>> start
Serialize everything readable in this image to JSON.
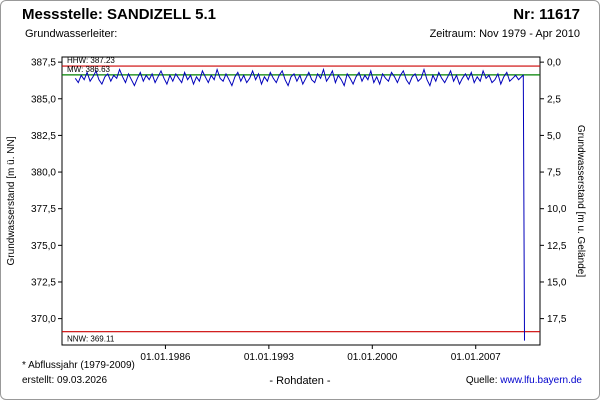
{
  "header": {
    "station_label": "Messstelle: SANDIZELL 5.1",
    "number_label": "Nr: 11617",
    "aquifer_label": "Grundwasserleiter:",
    "period_label": "Zeitraum: Nov 1979 - Apr 2010"
  },
  "footer": {
    "note": "* Abflussjahr (1979-2009)",
    "created": "erstellt: 09.03.2026",
    "center": "- Rohdaten -",
    "source_label": "Quelle:",
    "source_link": "www.lfu.bayern.de"
  },
  "colors": {
    "series": "#0000bb",
    "extreme_line": "#cc0000",
    "mean_line": "#008000",
    "link": "#0000cc",
    "axis": "#000000"
  },
  "chart_data": {
    "type": "line",
    "title": "",
    "ylabel_left": "Grundwasserstand [m ü. NN]",
    "ylabel_right": "Grundwasserstand [m u. Gelände]",
    "xlim": [
      1979.0,
      2011.35
    ],
    "ylim_left": [
      368.2,
      387.85
    ],
    "ground_level": 387.5,
    "grid": false,
    "x_ticks": [
      {
        "x": 1986.0,
        "label": "01.01.1986"
      },
      {
        "x": 1993.0,
        "label": "01.01.1993"
      },
      {
        "x": 2000.0,
        "label": "01.01.2000"
      },
      {
        "x": 2007.0,
        "label": "01.01.2007"
      }
    ],
    "y_ticks_left": [
      {
        "v": 387.5,
        "label": "387,5"
      },
      {
        "v": 385.0,
        "label": "385,0"
      },
      {
        "v": 382.5,
        "label": "382,5"
      },
      {
        "v": 380.0,
        "label": "380,0"
      },
      {
        "v": 377.5,
        "label": "377,5"
      },
      {
        "v": 375.0,
        "label": "375,0"
      },
      {
        "v": 372.5,
        "label": "372,5"
      },
      {
        "v": 370.0,
        "label": "370,0"
      }
    ],
    "y_ticks_right": [
      {
        "v": 0.0,
        "label": "0,0"
      },
      {
        "v": 2.5,
        "label": "2,5"
      },
      {
        "v": 5.0,
        "label": "5,0"
      },
      {
        "v": 7.5,
        "label": "7,5"
      },
      {
        "v": 10.0,
        "label": "10,0"
      },
      {
        "v": 12.5,
        "label": "12,5"
      },
      {
        "v": 15.0,
        "label": "15,0"
      },
      {
        "v": 17.5,
        "label": "17,5"
      }
    ],
    "reference_lines": [
      {
        "name": "HHW",
        "value": 387.23,
        "color": "#cc0000",
        "label": "HHW: 387.23",
        "label_pos": "above"
      },
      {
        "name": "MW",
        "value": 386.63,
        "color": "#008000",
        "label": "MW: 386.63",
        "label_pos": "above"
      },
      {
        "name": "NNW",
        "value": 369.11,
        "color": "#cc0000",
        "label": "NNW: 369.11",
        "label_pos": "below"
      }
    ],
    "series": [
      {
        "name": "Grundwasserstand Rohdaten",
        "color": "#0000bb",
        "x_start": 1979.9,
        "x_step": 0.2,
        "values": [
          386.4,
          386.1,
          386.6,
          386.3,
          386.8,
          386.2,
          386.5,
          386.9,
          386.3,
          386.0,
          386.5,
          386.7,
          386.2,
          386.6,
          386.4,
          387.0,
          386.5,
          386.1,
          386.7,
          386.3,
          385.9,
          386.4,
          386.8,
          386.2,
          386.6,
          386.3,
          386.7,
          386.1,
          386.5,
          386.9,
          386.4,
          386.0,
          386.6,
          386.2,
          386.7,
          386.4,
          386.1,
          386.8,
          386.3,
          386.6,
          386.0,
          386.5,
          386.2,
          386.9,
          386.5,
          386.1,
          386.6,
          386.3,
          387.0,
          386.4,
          386.2,
          386.7,
          386.3,
          385.9,
          386.5,
          386.8,
          386.2,
          386.6,
          386.1,
          386.4,
          386.9,
          386.3,
          386.7,
          386.0,
          386.5,
          386.2,
          386.8,
          386.4,
          386.1,
          386.6,
          386.9,
          386.3,
          385.9,
          386.5,
          386.7,
          386.2,
          386.6,
          386.0,
          386.4,
          386.8,
          386.3,
          386.1,
          386.7,
          386.4,
          387.0,
          386.2,
          386.5,
          386.9,
          386.1,
          386.6,
          386.3,
          385.9,
          386.7,
          386.4,
          386.0,
          386.5,
          386.8,
          386.2,
          386.6,
          386.3,
          386.9,
          386.1,
          386.5,
          386.0,
          386.7,
          386.4,
          386.2,
          386.8,
          386.5,
          386.1,
          386.6,
          386.9,
          386.3,
          386.0,
          386.5,
          386.7,
          386.2,
          386.4,
          387.0,
          386.3,
          385.9,
          386.6,
          386.2,
          386.8,
          386.4,
          386.1,
          386.5,
          386.9,
          386.2,
          386.6,
          386.0,
          386.4,
          386.7,
          386.3,
          386.8,
          386.1,
          386.5,
          386.2,
          386.9,
          386.4,
          386.6,
          386.1,
          386.3,
          386.7,
          386.0,
          386.5,
          386.8,
          386.2,
          386.4,
          386.6,
          386.3,
          386.5
        ],
        "tail": [
          [
            2010.22,
            386.6
          ],
          [
            2010.3,
            368.5
          ]
        ]
      }
    ]
  }
}
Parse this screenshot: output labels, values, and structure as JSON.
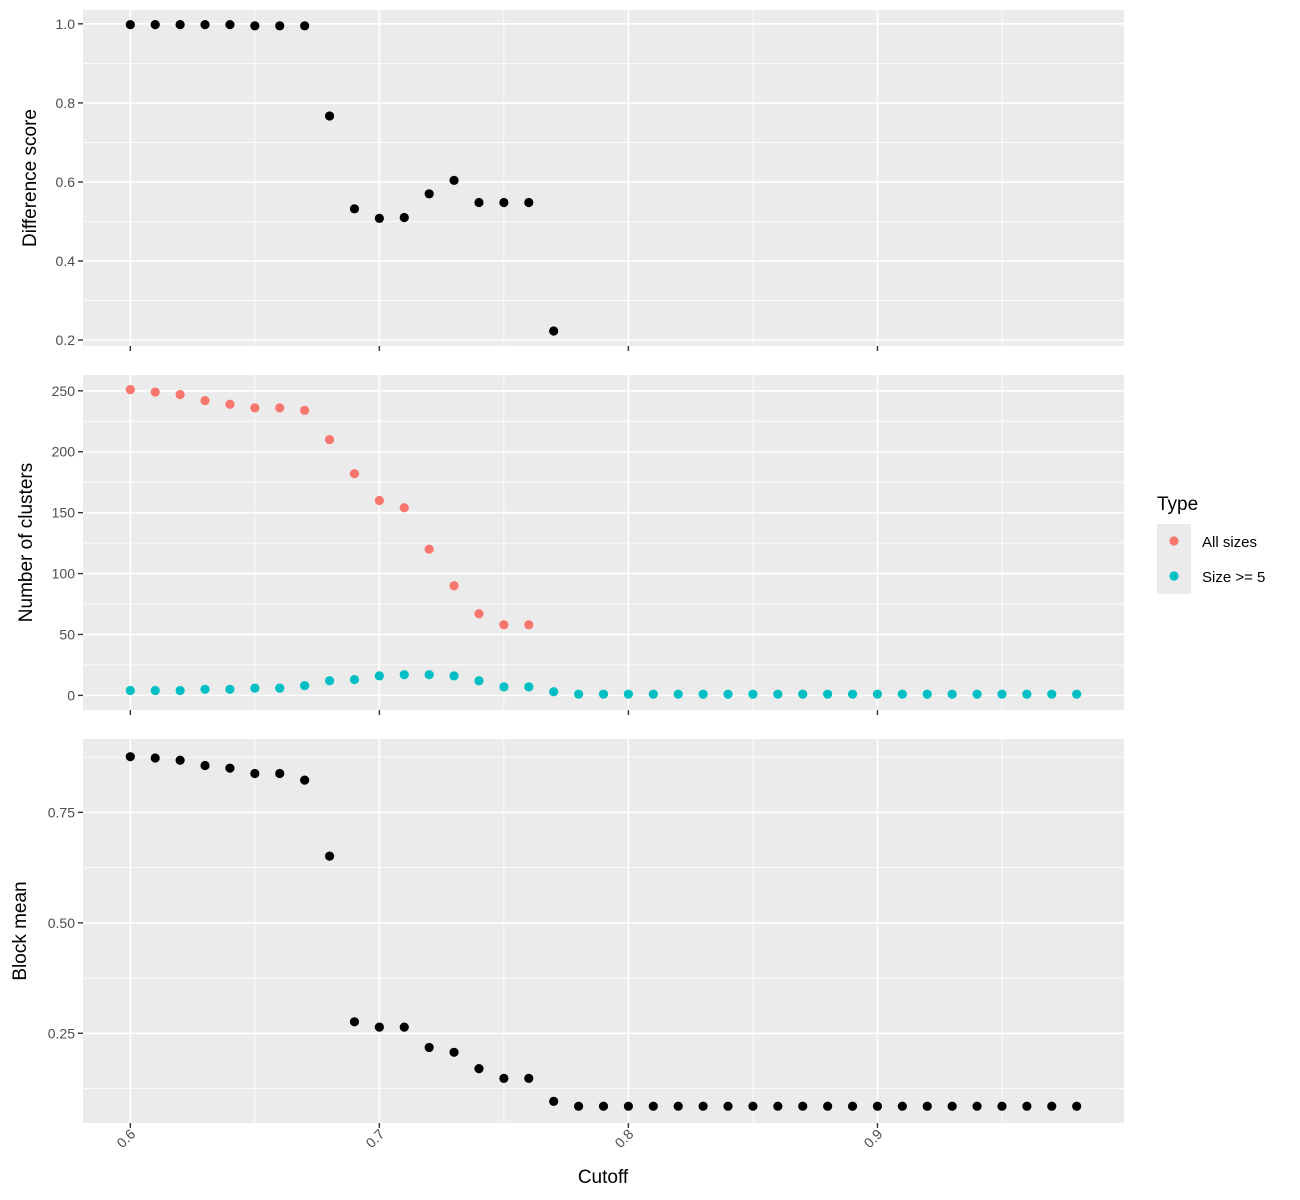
{
  "chart_data": [
    {
      "type": "scatter",
      "ylabel": "Difference score",
      "xlim": [
        0.581,
        0.999
      ],
      "ylim": [
        0.185,
        1.035
      ],
      "x_ticks": [
        "0.6",
        "0.7",
        "0.8",
        "0.9"
      ],
      "y_ticks": [
        "0.2",
        "0.4",
        "0.6",
        "0.8",
        "1.0"
      ],
      "grid": true,
      "series": [
        {
          "color": "#000000",
          "points": [
            [
              0.6,
              0.998
            ],
            [
              0.61,
              0.998
            ],
            [
              0.62,
              0.998
            ],
            [
              0.63,
              0.998
            ],
            [
              0.64,
              0.998
            ],
            [
              0.65,
              0.995
            ],
            [
              0.66,
              0.995
            ],
            [
              0.67,
              0.995
            ],
            [
              0.68,
              0.767
            ],
            [
              0.69,
              0.532
            ],
            [
              0.7,
              0.508
            ],
            [
              0.71,
              0.51
            ],
            [
              0.72,
              0.57
            ],
            [
              0.73,
              0.604
            ],
            [
              0.74,
              0.548
            ],
            [
              0.75,
              0.548
            ],
            [
              0.76,
              0.548
            ],
            [
              0.77,
              0.223
            ]
          ]
        }
      ]
    },
    {
      "type": "scatter",
      "ylabel": "Number of clusters",
      "xlim": [
        0.581,
        0.999
      ],
      "ylim": [
        -12,
        263
      ],
      "x_ticks": [
        "0.6",
        "0.7",
        "0.8",
        "0.9"
      ],
      "y_ticks": [
        "0",
        "50",
        "100",
        "150",
        "200",
        "250"
      ],
      "grid": true,
      "series": [
        {
          "name": "All sizes",
          "color": "#F8766D",
          "points": [
            [
              0.6,
              251
            ],
            [
              0.61,
              249
            ],
            [
              0.62,
              247
            ],
            [
              0.63,
              242
            ],
            [
              0.64,
              239
            ],
            [
              0.65,
              236
            ],
            [
              0.66,
              236
            ],
            [
              0.67,
              234
            ],
            [
              0.68,
              210
            ],
            [
              0.69,
              182
            ],
            [
              0.7,
              160
            ],
            [
              0.71,
              154
            ],
            [
              0.72,
              120
            ],
            [
              0.73,
              90
            ],
            [
              0.74,
              67
            ],
            [
              0.75,
              58
            ],
            [
              0.76,
              58
            ]
          ]
        },
        {
          "name": "Size >= 5",
          "color": "#00BFC4",
          "points": [
            [
              0.6,
              4
            ],
            [
              0.61,
              4
            ],
            [
              0.62,
              4
            ],
            [
              0.63,
              5
            ],
            [
              0.64,
              5
            ],
            [
              0.65,
              6
            ],
            [
              0.66,
              6
            ],
            [
              0.67,
              8
            ],
            [
              0.68,
              12
            ],
            [
              0.69,
              13
            ],
            [
              0.7,
              16
            ],
            [
              0.71,
              17
            ],
            [
              0.72,
              17
            ],
            [
              0.73,
              16
            ],
            [
              0.74,
              12
            ],
            [
              0.75,
              7
            ],
            [
              0.76,
              7
            ],
            [
              0.77,
              3
            ],
            [
              0.78,
              1
            ],
            [
              0.79,
              1
            ],
            [
              0.8,
              1
            ],
            [
              0.81,
              1
            ],
            [
              0.82,
              1
            ],
            [
              0.83,
              1
            ],
            [
              0.84,
              1
            ],
            [
              0.85,
              1
            ],
            [
              0.86,
              1
            ],
            [
              0.87,
              1
            ],
            [
              0.88,
              1
            ],
            [
              0.89,
              1
            ],
            [
              0.9,
              1
            ],
            [
              0.91,
              1
            ],
            [
              0.92,
              1
            ],
            [
              0.93,
              1
            ],
            [
              0.94,
              1
            ],
            [
              0.95,
              1
            ],
            [
              0.96,
              1
            ],
            [
              0.97,
              1
            ],
            [
              0.98,
              1
            ]
          ]
        }
      ]
    },
    {
      "type": "scatter",
      "ylabel": "Block mean",
      "xlabel": "Cutoff",
      "xlim": [
        0.581,
        0.999
      ],
      "ylim": [
        0.047,
        0.916
      ],
      "x_ticks": [
        "0.6",
        "0.7",
        "0.8",
        "0.9"
      ],
      "y_ticks": [
        "0.25",
        "0.50",
        "0.75"
      ],
      "grid": true,
      "series": [
        {
          "color": "#000000",
          "points": [
            [
              0.6,
              0.876
            ],
            [
              0.61,
              0.873
            ],
            [
              0.62,
              0.868
            ],
            [
              0.63,
              0.856
            ],
            [
              0.64,
              0.85
            ],
            [
              0.65,
              0.838
            ],
            [
              0.66,
              0.838
            ],
            [
              0.67,
              0.823
            ],
            [
              0.68,
              0.651
            ],
            [
              0.69,
              0.276
            ],
            [
              0.7,
              0.264
            ],
            [
              0.71,
              0.264
            ],
            [
              0.72,
              0.218
            ],
            [
              0.73,
              0.207
            ],
            [
              0.74,
              0.17
            ],
            [
              0.75,
              0.148
            ],
            [
              0.76,
              0.148
            ],
            [
              0.77,
              0.096
            ],
            [
              0.78,
              0.085
            ],
            [
              0.79,
              0.085
            ],
            [
              0.8,
              0.085
            ],
            [
              0.81,
              0.085
            ],
            [
              0.82,
              0.085
            ],
            [
              0.83,
              0.085
            ],
            [
              0.84,
              0.085
            ],
            [
              0.85,
              0.085
            ],
            [
              0.86,
              0.085
            ],
            [
              0.87,
              0.085
            ],
            [
              0.88,
              0.085
            ],
            [
              0.89,
              0.085
            ],
            [
              0.9,
              0.085
            ],
            [
              0.91,
              0.085
            ],
            [
              0.92,
              0.085
            ],
            [
              0.93,
              0.085
            ],
            [
              0.94,
              0.085
            ],
            [
              0.95,
              0.085
            ],
            [
              0.96,
              0.085
            ],
            [
              0.97,
              0.085
            ],
            [
              0.98,
              0.085
            ]
          ]
        }
      ]
    }
  ],
  "legend": {
    "title": "Type",
    "placement": "right",
    "items": [
      {
        "label": "All sizes",
        "color": "#F8766D"
      },
      {
        "label": "Size >= 5",
        "color": "#00BFC4"
      }
    ]
  },
  "colors": {
    "panel_background": "#EBEBEB",
    "grid_major": "#FFFFFF",
    "tick_text": "#4D4D4D",
    "tick_mark": "#333333"
  }
}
>> end
Tally the lines of the records holding the word "name", then state only the tally.

TASK ANSWER
6